### [What the exercise asks]
Each entry that follows must be output without any deviation.
>> Begin
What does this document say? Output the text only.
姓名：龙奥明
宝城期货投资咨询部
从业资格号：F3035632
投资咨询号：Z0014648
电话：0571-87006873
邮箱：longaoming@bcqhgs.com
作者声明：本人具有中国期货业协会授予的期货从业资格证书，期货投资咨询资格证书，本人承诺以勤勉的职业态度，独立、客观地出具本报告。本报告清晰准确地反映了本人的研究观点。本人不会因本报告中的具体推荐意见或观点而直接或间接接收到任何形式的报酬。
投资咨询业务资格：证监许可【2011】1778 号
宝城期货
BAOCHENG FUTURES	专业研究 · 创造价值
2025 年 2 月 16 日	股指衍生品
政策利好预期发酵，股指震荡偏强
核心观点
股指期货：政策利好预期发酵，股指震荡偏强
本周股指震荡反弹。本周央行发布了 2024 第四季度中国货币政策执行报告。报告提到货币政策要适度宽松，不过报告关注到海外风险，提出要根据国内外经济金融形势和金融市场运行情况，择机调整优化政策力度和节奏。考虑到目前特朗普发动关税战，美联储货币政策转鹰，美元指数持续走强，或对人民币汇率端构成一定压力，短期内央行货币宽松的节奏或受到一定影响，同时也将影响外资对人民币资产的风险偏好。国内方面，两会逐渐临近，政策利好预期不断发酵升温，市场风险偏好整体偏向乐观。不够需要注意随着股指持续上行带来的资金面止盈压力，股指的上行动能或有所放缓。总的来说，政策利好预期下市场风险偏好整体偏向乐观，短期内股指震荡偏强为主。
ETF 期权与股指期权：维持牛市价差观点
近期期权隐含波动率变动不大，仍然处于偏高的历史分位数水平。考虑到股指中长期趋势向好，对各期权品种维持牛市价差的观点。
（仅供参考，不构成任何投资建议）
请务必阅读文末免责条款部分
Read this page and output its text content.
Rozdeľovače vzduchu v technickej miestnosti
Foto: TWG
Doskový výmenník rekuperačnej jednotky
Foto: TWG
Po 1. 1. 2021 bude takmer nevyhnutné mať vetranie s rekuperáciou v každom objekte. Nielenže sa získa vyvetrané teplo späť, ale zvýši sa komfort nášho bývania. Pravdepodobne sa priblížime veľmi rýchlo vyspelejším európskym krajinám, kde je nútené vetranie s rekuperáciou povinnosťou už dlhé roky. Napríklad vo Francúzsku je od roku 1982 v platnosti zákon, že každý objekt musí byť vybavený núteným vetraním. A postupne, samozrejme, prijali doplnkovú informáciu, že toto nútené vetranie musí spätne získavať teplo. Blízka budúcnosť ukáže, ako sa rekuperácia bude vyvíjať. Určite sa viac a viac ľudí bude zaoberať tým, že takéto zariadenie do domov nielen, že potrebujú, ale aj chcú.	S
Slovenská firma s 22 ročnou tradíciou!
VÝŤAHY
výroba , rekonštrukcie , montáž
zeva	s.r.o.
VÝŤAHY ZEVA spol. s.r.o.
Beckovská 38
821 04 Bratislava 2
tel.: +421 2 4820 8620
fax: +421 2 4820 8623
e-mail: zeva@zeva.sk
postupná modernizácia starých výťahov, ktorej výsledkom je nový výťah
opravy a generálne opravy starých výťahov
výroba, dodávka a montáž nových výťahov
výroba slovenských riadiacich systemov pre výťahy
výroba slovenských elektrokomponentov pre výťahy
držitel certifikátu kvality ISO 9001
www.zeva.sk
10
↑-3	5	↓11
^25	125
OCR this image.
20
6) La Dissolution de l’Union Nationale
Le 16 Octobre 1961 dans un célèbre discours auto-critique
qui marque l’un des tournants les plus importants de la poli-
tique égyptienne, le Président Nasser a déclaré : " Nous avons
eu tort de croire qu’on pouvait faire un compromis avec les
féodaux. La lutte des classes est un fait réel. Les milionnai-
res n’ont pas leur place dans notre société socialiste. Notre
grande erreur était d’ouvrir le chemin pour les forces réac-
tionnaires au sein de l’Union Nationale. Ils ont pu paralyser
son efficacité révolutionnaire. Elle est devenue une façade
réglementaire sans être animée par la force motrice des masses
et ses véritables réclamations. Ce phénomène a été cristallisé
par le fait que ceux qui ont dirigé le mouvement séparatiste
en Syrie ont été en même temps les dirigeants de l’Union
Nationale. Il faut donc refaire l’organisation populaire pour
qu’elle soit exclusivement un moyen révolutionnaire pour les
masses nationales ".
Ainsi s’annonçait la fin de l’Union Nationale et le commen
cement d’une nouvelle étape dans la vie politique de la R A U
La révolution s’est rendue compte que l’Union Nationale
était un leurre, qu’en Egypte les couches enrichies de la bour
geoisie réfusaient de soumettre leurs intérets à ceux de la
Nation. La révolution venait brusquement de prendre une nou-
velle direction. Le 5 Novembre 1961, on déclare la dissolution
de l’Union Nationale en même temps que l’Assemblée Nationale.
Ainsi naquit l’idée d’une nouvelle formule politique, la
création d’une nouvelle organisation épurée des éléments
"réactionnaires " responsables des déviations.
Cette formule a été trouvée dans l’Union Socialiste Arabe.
>> End
### [Solution below]
What does this document say? Output the text only.
姓名：龙奥明
宝城期货投资咨询部
从业资格号：F3035632
投资咨询号：Z0014648
电话：0571-87006873
邮箱：longaoming@bcqhgs.com
作者声明：本人具有中国期货业协会授予的期货从业资格证书，期货投资咨询资格证书，本人承诺以勤勉的职业态度，独立、客观地出具本报告。本报告清晰准确地反映了本人的研究观点。本人不会因本报告中的具体推荐意见或观点而直接或间接接收到任何形式的报酬。
投资咨询业务资格：证监许可【2011】1778 号
宝城期货
BAOCHENG FUTURES	专业研究 · 创造价值
2025 年 2 月 16 日	股指衍生品
政策利好预期发酵，股指震荡偏强
核心观点
股指期货：政策利好预期发酵，股指震荡偏强
本周股指震荡反弹。本周央行发布了 2024 第四季度中国货币政策执行报告。报告提到货币政策要适度宽松，不过报告关注到海外风险，提出要根据国内外经济金融形势和金融市场运行情况，择机调整优化政策力度和节奏。考虑到目前特朗普发动关税战，美联储货币政策转鹰，美元指数持续走强，或对人民币汇率端构成一定压力，短期内央行货币宽松的节奏或受到一定影响，同时也将影响外资对人民币资产的风险偏好。国内方面，两会逐渐临近，政策利好预期不断发酵升温，市场风险偏好整体偏向乐观。不够需要注意随着股指持续上行带来的资金面止盈压力，股指的上行动能或有所放缓。总的来说，政策利好预期下市场风险偏好整体偏向乐观，短期内股指震荡偏强为主。
ETF 期权与股指期权：维持牛市价差观点
近期期权隐含波动率变动不大，仍然处于偏高的历史分位数水平。考虑到股指中长期趋势向好，对各期权品种维持牛市价差的观点。
（仅供参考，不构成任何投资建议）
请务必阅读文末免责条款部分
Read this page and output its text content.
Rozdeľovače vzduchu v technickej miestnosti
Foto: TWG
Doskový výmenník rekuperačnej jednotky
Foto: TWG
Po 1. 1. 2021 bude takmer nevyhnutné mať vetranie s rekuperáciou v každom objekte. Nielenže sa získa vyvetrané teplo späť, ale zvýši sa komfort nášho bývania. Pravdepodobne sa priblížime veľmi rýchlo vyspelejším európskym krajinám, kde je nútené vetranie s rekuperáciou povinnosťou už dlhé roky. Napríklad vo Francúzsku je od roku 1982 v platnosti zákon, že každý objekt musí byť vybavený núteným vetraním. A postupne, samozrejme, prijali doplnkovú informáciu, že toto nútené vetranie musí spätne získavať teplo. Blízka budúcnosť ukáže, ako sa rekuperácia bude vyvíjať. Určite sa viac a viac ľudí bude zaoberať tým, že takéto zariadenie do domov nielen, že potrebujú, ale aj chcú.	S
Slovenská firma s 22 ročnou tradíciou!
VÝŤAHY
výroba , rekonštrukcie , montáž
zeva	s.r.o.
VÝŤAHY ZEVA spol. s.r.o.
Beckovská 38
821 04 Bratislava 2
tel.: +421 2 4820 8620
fax: +421 2 4820 8623
e-mail: zeva@zeva.sk
postupná modernizácia starých výťahov, ktorej výsledkom je nový výťah
opravy a generálne opravy starých výťahov
výroba, dodávka a montáž nových výťahov
výroba slovenských riadiacich systemov pre výťahy
výroba slovenských elektrokomponentov pre výťahy
držitel certifikátu kvality ISO 9001
www.zeva.sk
10
↑-3	5	↓11
^25	125
OCR this image.
20
6) La Dissolution de l’Union Nationale
Le 16 Octobre 1961 dans un célèbre discours auto-critique
qui marque l’un des tournants les plus importants de la poli-
tique égyptienne, le Président Nasser a déclaré : " Nous avons
eu tort de croire qu’on pouvait faire un compromis avec les
féodaux. La lutte des classes est un fait réel. Les milionnai-
res n’ont pas leur place dans notre société socialiste. Notre
grande erreur était d’ouvrir le chemin pour les forces réac-
tionnaires au sein de l’Union Nationale. Ils ont pu paralyser
son efficacité révolutionnaire. Elle est devenue une façade
réglementaire sans être animée par la force motrice des masses
et ses véritables réclamations. Ce phénomène a été cristallisé
par le fait que ceux qui ont dirigé le mouvement séparatiste
en Syrie ont été en même temps les dirigeants de l’Union
Nationale. Il faut donc refaire l’organisation populaire pour
qu’elle soit exclusivement un moyen révolutionnaire pour les
masses nationales ".
Ainsi s’annonçait la fin de l’Union Nationale et le commen
cement d’une nouvelle étape dans la vie politique de la R A U
La révolution s’est rendue compte que l’Union Nationale
était un leurre, qu’en Egypte les couches enrichies de la bour
geoisie réfusaient de soumettre leurs intérets à ceux de la
Nation. La révolution venait brusquement de prendre une nou-
velle direction. Le 5 Novembre 1961, on déclare la dissolution
de l’Union Nationale en même temps que l’Assemblée Nationale.
Ainsi naquit l’idée d’une nouvelle formule politique, la
création d’une nouvelle organisation épurée des éléments
"réactionnaires " responsables des déviations.
Cette formule a été trouvée dans l’Union Socialiste Arabe.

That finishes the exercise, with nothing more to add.